Set task:
Can you reproduce word for word the rows starting at the one that contains "text-line: λιτεύματα καὶ" and ending at the one that contains "text-line: πιστοὶ ἐπήγαιναν, διὰ", including both of those rows?

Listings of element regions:
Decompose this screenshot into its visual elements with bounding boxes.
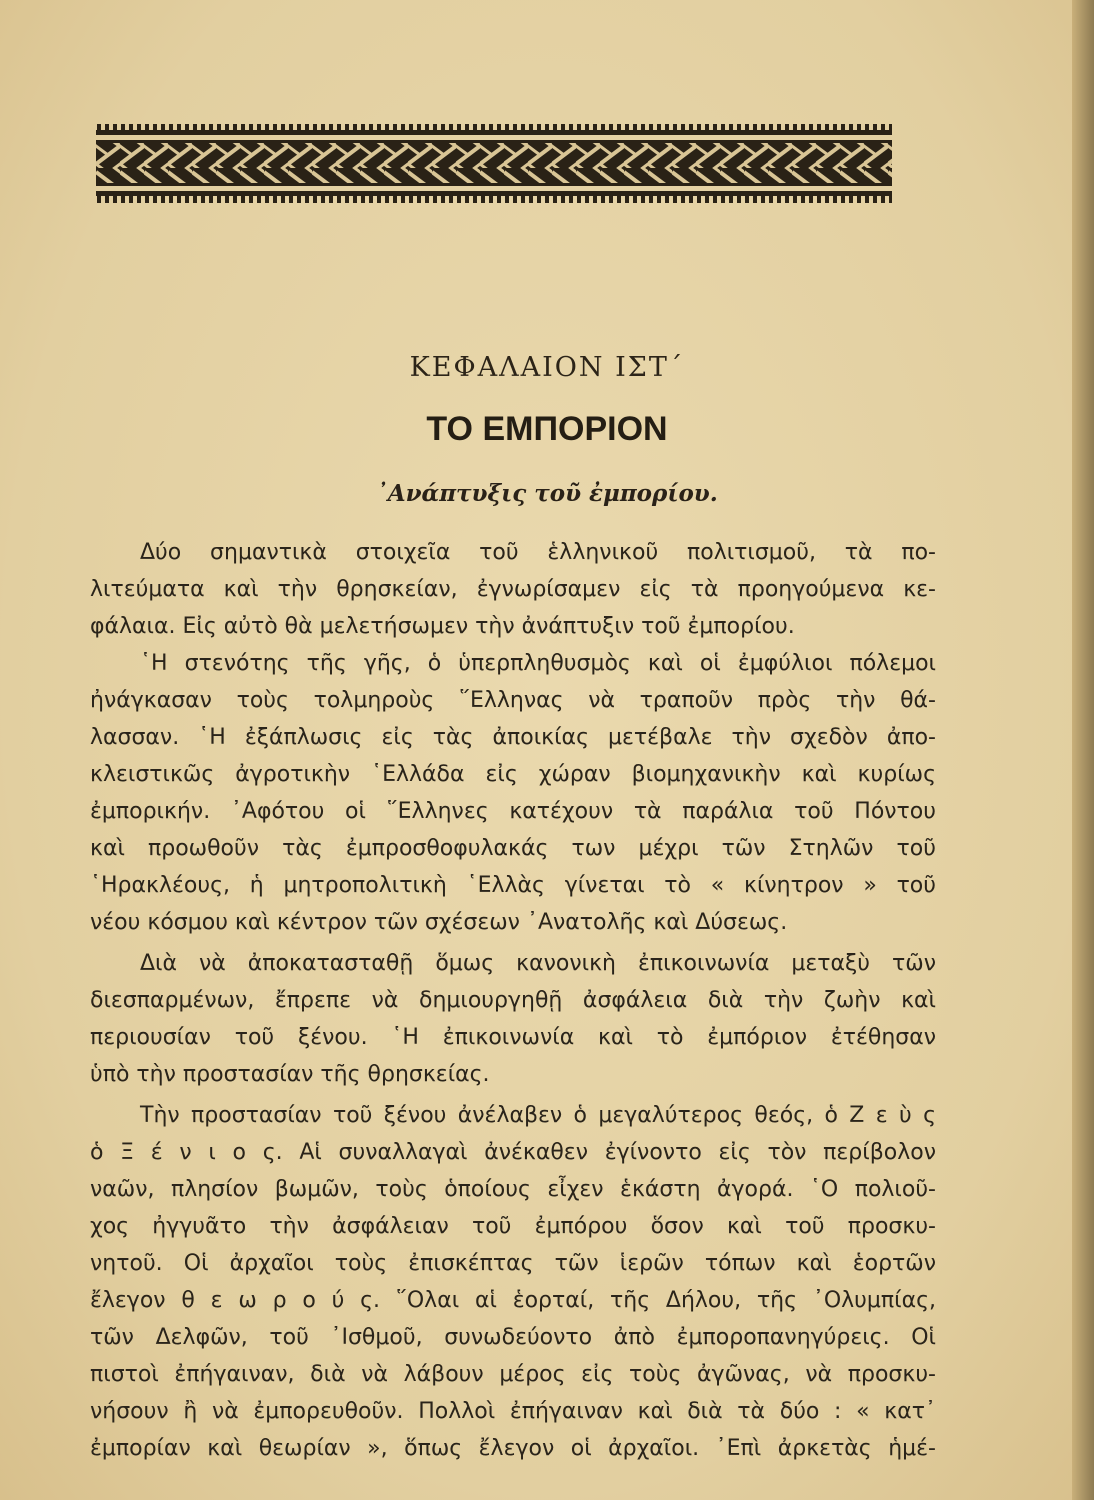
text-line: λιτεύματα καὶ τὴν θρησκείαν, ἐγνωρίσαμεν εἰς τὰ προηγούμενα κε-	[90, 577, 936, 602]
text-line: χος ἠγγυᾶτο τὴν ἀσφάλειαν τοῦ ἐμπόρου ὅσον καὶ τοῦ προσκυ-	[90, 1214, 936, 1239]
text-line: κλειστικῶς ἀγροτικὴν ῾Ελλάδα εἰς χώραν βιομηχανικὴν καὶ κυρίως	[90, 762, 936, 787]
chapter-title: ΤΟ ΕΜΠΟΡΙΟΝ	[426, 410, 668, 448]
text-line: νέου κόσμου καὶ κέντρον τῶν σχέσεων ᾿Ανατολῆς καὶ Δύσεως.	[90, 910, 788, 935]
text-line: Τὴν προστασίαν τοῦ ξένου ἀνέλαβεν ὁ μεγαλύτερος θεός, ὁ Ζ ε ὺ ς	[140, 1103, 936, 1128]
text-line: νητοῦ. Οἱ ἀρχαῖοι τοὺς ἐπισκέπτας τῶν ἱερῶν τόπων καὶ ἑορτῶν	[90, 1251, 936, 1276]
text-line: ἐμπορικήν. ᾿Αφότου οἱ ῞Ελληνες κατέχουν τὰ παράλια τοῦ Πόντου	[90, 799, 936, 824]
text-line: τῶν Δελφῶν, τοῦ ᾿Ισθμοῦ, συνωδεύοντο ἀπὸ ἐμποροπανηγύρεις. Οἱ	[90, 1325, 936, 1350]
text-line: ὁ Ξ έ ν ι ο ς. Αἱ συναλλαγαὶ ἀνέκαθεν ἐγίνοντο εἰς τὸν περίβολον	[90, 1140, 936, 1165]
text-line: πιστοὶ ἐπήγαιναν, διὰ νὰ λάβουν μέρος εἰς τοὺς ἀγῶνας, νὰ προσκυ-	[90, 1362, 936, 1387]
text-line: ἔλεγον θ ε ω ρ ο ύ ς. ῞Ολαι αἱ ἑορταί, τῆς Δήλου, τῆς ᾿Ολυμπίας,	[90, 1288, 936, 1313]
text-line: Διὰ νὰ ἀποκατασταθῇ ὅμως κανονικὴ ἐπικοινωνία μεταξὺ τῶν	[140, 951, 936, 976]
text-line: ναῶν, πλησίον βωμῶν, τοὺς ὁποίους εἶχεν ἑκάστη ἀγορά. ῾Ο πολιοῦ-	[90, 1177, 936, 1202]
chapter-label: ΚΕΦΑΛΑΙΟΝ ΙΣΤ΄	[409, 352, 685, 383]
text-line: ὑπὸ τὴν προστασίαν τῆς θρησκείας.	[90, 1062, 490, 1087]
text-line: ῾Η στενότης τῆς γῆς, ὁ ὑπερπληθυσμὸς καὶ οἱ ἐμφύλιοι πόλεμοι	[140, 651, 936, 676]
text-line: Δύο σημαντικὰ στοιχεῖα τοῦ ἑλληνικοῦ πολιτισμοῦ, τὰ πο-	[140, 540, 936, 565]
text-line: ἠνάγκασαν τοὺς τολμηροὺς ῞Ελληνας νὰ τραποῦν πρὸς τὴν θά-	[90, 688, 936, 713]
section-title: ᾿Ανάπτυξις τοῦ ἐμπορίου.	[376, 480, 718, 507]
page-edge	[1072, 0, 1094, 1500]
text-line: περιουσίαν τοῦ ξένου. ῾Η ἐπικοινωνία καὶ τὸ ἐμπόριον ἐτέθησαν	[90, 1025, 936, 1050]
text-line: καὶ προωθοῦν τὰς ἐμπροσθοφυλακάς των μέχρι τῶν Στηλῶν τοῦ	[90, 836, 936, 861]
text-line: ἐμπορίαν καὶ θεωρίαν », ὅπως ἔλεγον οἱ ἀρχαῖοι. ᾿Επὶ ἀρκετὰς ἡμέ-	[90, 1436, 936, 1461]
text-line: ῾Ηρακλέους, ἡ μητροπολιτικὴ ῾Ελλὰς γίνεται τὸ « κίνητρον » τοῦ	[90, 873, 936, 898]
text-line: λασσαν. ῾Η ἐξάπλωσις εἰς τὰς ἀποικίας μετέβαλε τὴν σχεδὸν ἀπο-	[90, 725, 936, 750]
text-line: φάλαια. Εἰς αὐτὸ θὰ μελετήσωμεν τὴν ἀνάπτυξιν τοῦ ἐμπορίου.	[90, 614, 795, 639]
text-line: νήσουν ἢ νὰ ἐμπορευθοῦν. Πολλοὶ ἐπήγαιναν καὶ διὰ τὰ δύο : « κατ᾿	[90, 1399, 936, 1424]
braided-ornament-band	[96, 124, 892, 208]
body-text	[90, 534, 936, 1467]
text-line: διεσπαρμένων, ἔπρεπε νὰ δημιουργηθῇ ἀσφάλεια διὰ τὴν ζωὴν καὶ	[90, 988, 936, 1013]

Response to this exercise:
text-line: λιτεύματα καὶ τὴν θρησκείαν, ἐγνωρίσαμεν εἰς τὰ προηγούμενα κε-	[90, 577, 936, 602]
text-line: χος ἠγγυᾶτο τὴν ἀσφάλειαν τοῦ ἐμπόρου ὅσον καὶ τοῦ προσκυ-	[90, 1214, 936, 1239]
text-line: κλειστικῶς ἀγροτικὴν ῾Ελλάδα εἰς χώραν βιομηχανικὴν καὶ κυρίως	[90, 762, 936, 787]
chapter-title: ΤΟ ΕΜΠΟΡΙΟΝ	[426, 410, 668, 448]
text-line: νέου κόσμου καὶ κέντρον τῶν σχέσεων ᾿Ανατολῆς καὶ Δύσεως.	[90, 910, 788, 935]
text-line: Τὴν προστασίαν τοῦ ξένου ἀνέλαβεν ὁ μεγαλύτερος θεός, ὁ Ζ ε ὺ ς	[140, 1103, 936, 1128]
text-line: νητοῦ. Οἱ ἀρχαῖοι τοὺς ἐπισκέπτας τῶν ἱερῶν τόπων καὶ ἑορτῶν	[90, 1251, 936, 1276]
text-line: ἐμπορικήν. ᾿Αφότου οἱ ῞Ελληνες κατέχουν τὰ παράλια τοῦ Πόντου	[90, 799, 936, 824]
text-line: τῶν Δελφῶν, τοῦ ᾿Ισθμοῦ, συνωδεύοντο ἀπὸ ἐμποροπανηγύρεις. Οἱ	[90, 1325, 936, 1350]
text-line: ὁ Ξ έ ν ι ο ς. Αἱ συναλλαγαὶ ἀνέκαθεν ἐγίνοντο εἰς τὸν περίβολον	[90, 1140, 936, 1165]
text-line: πιστοὶ ἐπήγαιναν, διὰ νὰ λάβουν μέρος εἰς τοὺς ἀγῶνας, νὰ προσκυ-	[90, 1362, 936, 1387]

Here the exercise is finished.